◆ EXERCISE DESCRIPTION ◆
Using the data below, copy every line that contains the word "xuất".

◆ DATA FOR THIS TASK ◆
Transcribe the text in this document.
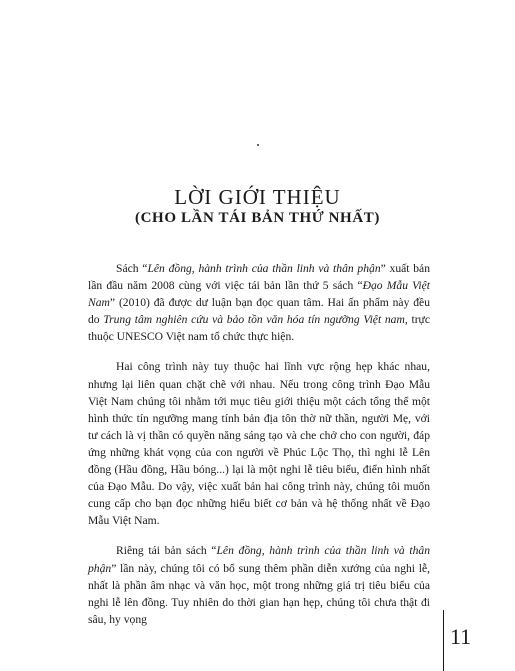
LỜI GIỚI THIỆU
(CHO LẦN TÁI BẢN THỨ NHẤT)

Sách “Lên đồng, hành trình của thần linh và thân phận” xuất bản lần đầu năm 2008 cùng với việc tái bản lần thứ 5 sách “Đạo Mẫu Việt Nam” (2010) đã được dư luận bạn đọc quan tâm. Hai ấn phẩm này đều do Trung tâm nghiên cứu và bảo tồn văn hóa tín ngưỡng Việt nam, trực thuộc UNESCO Việt nam tổ chức thực hiện.

Hai công trình này tuy thuộc hai lĩnh vực rộng hẹp khác nhau, nhưng lại liên quan chặt chẽ với nhau. Nếu trong công trình Đạo Mẫu Việt Nam chúng tôi nhằm tới mục tiêu giới thiệu một cách tổng thể một hình thức tín ngưỡng mang tính bản địa tôn thờ nữ thần, người Mẹ, với tư cách là vị thần có quyền năng sáng tạo và che chở cho con người, đáp ứng những khát vọng của con người về Phúc Lộc Thọ, thì nghi lễ Lên đồng (Hầu đồng, Hầu bóng...) lại là một nghi lễ tiêu biểu, điển hình nhất của Đạo Mẫu. Do vậy, việc xuất bản hai công trình này, chúng tôi muốn cung cấp cho bạn đọc những hiểu biết cơ bản và hệ thống nhất về Đạo Mẫu Việt Nam.

Riêng tái bản sách “Lên đồng, hành trình của thần linh và thân phận” lần này, chúng tôi có bổ sung thêm phần diễn xướng của nghi lễ, nhất là phần âm nhạc và văn học, một trong những giá trị tiêu biểu của nghi lễ lên đồng. Tuy nhiên do thời gian hạn hẹp, chúng tôi chưa thật đi sâu, hy vọng

11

◆ EXPECTED OUTPUT ◆
Sách “Lên đồng, hành trình của thần linh và thân phận” xuất bản lần đầu năm 2008 cùng với việc tái bản lần thứ 5 sách “Đạo Mẫu Việt Nam” (2010) đã được dư luận bạn đọc quan tâm. Hai ấn phẩm này đều do Trung tâm nghiên cứu và bảo tồn văn hóa tín ngưỡng Việt nam, trực thuộc UNESCO Việt nam tổ chức thực hiện.
Hai công trình này tuy thuộc hai lĩnh vực rộng hẹp khác nhau, nhưng lại liên quan chặt chẽ với nhau. Nếu trong công trình Đạo Mẫu Việt Nam chúng tôi nhằm tới mục tiêu giới thiệu một cách tổng thể một hình thức tín ngưỡng mang tính bản địa tôn thờ nữ thần, người Mẹ, với tư cách là vị thần có quyền năng sáng tạo và che chở cho con người, đáp ứng những khát vọng của con người về Phúc Lộc Thọ, thì nghi lễ Lên đồng (Hầu đồng, Hầu bóng...) lại là một nghi lễ tiêu biểu, điển hình nhất của Đạo Mẫu. Do vậy, việc xuất bản hai công trình này, chúng tôi muốn cung cấp cho bạn đọc những hiểu biết cơ bản và hệ thống nhất về Đạo Mẫu Việt Nam.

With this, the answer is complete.